[START LISTED RECORDS]

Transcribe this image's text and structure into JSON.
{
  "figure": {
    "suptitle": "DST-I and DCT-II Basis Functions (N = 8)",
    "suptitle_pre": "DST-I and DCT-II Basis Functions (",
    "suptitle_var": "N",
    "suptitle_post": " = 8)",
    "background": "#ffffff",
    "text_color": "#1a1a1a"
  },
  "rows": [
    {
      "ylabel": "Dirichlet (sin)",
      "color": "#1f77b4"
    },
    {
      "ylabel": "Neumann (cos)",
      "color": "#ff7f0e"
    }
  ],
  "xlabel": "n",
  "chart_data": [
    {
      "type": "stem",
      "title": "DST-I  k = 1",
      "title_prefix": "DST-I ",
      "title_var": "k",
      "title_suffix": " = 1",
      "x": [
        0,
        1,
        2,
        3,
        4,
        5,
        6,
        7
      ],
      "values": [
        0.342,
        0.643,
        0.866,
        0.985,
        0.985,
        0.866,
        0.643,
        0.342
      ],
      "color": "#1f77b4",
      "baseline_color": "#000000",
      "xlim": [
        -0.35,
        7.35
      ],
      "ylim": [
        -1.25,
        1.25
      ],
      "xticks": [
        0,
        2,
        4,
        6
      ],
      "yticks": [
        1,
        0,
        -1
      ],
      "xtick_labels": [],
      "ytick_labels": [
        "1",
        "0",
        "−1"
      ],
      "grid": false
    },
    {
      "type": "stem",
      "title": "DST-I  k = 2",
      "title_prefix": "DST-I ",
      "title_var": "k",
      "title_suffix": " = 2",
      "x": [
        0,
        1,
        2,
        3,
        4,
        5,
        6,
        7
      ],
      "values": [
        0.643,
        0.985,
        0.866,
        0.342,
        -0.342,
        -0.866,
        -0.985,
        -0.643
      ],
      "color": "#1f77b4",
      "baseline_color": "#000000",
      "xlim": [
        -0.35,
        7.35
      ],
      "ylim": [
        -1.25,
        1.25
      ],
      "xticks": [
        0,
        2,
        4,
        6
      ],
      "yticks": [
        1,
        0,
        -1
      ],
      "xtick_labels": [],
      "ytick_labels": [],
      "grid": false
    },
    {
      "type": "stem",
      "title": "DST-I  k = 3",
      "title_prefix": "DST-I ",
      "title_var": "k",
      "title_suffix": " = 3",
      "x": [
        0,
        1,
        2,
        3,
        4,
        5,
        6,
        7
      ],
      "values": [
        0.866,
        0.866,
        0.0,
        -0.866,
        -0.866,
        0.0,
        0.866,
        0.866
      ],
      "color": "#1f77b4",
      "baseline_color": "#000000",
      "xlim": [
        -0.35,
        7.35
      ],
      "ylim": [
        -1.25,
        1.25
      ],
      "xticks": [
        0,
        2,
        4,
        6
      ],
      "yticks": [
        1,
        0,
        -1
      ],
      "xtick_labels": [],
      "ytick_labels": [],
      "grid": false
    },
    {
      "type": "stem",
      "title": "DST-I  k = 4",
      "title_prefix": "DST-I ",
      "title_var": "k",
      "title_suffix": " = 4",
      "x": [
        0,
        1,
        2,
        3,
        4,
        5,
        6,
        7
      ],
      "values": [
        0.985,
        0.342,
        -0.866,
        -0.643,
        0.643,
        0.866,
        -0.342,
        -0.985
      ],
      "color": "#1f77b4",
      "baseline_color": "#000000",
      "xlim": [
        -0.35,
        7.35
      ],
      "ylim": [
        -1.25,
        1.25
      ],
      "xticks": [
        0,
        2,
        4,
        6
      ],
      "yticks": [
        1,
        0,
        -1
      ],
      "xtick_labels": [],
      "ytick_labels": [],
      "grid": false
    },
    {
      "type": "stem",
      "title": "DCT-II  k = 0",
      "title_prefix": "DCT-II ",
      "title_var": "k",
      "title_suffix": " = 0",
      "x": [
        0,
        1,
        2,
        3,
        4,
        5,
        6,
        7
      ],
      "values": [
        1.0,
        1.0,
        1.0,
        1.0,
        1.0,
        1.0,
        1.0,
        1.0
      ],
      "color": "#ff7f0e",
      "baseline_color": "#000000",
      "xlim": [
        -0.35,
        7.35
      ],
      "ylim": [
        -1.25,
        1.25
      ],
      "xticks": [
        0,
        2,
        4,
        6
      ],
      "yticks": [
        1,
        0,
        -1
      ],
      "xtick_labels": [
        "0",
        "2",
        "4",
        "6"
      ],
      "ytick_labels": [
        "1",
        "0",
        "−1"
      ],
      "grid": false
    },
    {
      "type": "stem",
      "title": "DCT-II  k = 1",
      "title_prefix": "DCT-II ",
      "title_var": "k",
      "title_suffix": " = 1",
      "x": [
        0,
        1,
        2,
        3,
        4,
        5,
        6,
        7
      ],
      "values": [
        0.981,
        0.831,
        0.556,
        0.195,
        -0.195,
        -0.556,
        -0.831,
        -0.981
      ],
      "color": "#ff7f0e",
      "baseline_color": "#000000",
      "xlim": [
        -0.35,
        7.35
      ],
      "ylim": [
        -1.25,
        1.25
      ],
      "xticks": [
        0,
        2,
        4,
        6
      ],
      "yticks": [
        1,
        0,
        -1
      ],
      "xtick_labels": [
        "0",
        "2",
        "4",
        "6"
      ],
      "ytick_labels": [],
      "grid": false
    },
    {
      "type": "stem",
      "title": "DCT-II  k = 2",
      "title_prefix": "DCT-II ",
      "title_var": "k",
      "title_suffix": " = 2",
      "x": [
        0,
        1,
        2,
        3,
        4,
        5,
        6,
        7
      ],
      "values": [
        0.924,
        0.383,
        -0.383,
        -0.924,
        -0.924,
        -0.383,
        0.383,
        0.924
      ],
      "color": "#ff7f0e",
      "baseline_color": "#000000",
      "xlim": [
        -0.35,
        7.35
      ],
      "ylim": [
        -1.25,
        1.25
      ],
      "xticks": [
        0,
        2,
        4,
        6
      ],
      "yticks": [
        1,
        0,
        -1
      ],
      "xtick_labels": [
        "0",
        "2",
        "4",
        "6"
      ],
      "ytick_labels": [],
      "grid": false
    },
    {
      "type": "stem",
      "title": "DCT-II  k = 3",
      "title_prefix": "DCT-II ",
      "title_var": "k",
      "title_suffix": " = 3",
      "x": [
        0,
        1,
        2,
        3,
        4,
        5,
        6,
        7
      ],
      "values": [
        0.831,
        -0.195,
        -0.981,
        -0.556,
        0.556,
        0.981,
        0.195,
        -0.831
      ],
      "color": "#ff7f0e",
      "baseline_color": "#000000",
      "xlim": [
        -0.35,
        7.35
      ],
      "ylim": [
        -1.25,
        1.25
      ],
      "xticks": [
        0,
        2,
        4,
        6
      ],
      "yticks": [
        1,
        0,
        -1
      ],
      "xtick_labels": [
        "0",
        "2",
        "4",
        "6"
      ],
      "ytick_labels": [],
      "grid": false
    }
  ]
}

[END LISTED RECORDS]
[START LISTED RECORDS]

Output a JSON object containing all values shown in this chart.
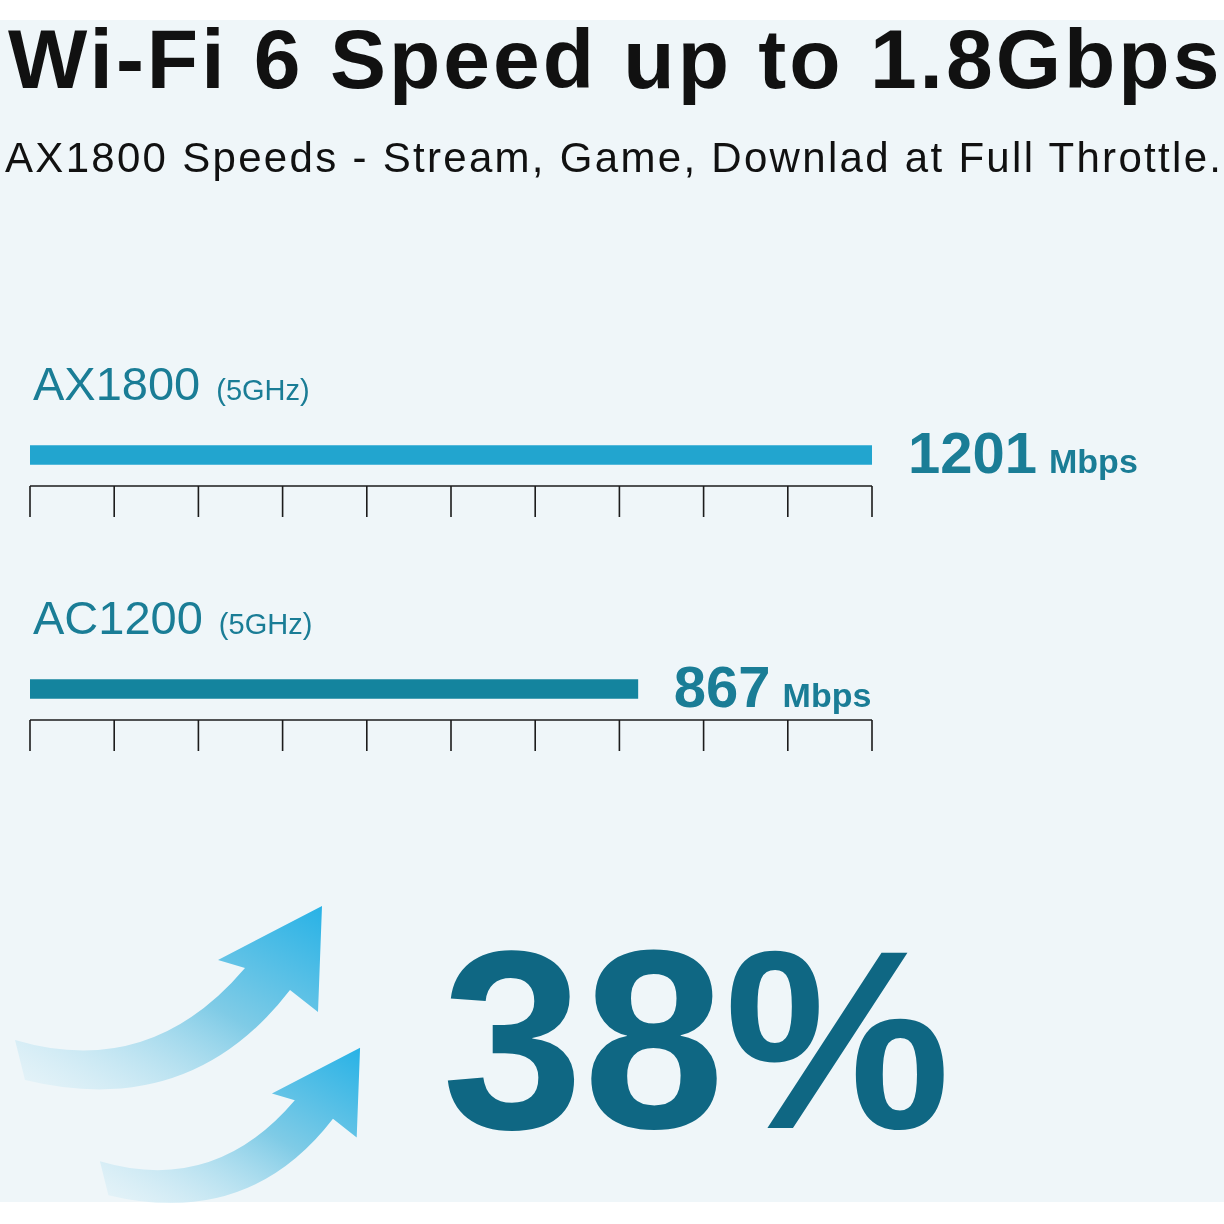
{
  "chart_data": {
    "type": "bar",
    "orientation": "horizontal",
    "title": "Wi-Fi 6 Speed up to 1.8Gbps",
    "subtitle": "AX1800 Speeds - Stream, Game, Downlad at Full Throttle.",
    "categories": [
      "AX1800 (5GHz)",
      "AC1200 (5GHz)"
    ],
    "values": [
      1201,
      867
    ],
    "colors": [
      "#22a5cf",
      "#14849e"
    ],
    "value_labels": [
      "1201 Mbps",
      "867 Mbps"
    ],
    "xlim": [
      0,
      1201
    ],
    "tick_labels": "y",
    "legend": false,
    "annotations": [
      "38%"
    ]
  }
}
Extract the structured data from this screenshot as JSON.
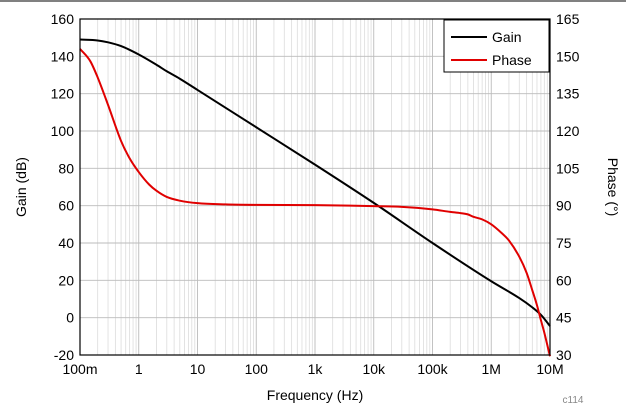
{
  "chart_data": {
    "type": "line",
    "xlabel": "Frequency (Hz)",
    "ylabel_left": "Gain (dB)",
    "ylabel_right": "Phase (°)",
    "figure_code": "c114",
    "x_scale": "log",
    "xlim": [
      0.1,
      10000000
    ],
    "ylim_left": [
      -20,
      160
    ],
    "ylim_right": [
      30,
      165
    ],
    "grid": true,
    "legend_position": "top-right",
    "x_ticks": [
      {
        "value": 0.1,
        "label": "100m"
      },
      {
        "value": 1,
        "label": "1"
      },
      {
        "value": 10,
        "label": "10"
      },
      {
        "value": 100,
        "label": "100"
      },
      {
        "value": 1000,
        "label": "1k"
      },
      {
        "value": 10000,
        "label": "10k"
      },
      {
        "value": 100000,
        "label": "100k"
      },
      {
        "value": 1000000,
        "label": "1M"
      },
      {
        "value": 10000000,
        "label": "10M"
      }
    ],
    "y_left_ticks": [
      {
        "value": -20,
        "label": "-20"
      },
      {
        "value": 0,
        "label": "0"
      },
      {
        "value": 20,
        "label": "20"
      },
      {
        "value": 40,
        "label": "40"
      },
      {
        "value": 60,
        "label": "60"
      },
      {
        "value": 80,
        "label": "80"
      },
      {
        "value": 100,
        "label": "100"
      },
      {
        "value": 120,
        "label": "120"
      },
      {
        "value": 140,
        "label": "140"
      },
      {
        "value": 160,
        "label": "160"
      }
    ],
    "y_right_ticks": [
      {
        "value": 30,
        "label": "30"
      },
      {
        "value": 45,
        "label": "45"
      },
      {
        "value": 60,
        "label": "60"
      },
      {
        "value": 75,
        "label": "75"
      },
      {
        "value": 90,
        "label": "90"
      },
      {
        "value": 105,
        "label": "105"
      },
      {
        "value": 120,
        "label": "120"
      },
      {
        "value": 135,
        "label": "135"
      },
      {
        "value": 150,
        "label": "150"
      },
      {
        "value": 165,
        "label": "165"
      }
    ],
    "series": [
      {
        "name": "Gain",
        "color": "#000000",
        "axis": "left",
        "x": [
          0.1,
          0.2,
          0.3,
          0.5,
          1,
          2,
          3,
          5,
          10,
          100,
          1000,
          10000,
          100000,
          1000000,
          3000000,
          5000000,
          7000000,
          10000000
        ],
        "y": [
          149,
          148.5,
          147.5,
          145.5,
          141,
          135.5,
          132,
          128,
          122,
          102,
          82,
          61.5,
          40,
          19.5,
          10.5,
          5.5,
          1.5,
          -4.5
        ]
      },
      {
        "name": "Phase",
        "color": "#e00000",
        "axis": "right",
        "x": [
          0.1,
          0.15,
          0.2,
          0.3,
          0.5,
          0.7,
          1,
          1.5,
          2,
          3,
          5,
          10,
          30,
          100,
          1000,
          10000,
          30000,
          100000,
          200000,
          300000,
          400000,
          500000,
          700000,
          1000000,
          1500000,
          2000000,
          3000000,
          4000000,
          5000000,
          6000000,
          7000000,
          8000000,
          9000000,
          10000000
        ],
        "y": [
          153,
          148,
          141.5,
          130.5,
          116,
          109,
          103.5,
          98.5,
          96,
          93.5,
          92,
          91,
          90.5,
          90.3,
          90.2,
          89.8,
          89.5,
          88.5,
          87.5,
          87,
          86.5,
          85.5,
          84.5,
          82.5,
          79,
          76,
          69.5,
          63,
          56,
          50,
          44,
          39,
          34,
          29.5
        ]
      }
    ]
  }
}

[END LISTED RECORDS]

● **TASK GOAL**
Pull every line containing the word "JSON" out of the material and copy it.

● **ANSWER TO THE EXERCISE**
Transcribe this image's text and structure into JSON.
Output a JSON object containing all values shown in this chart.
Extract the structured data from this screenshot as JSON.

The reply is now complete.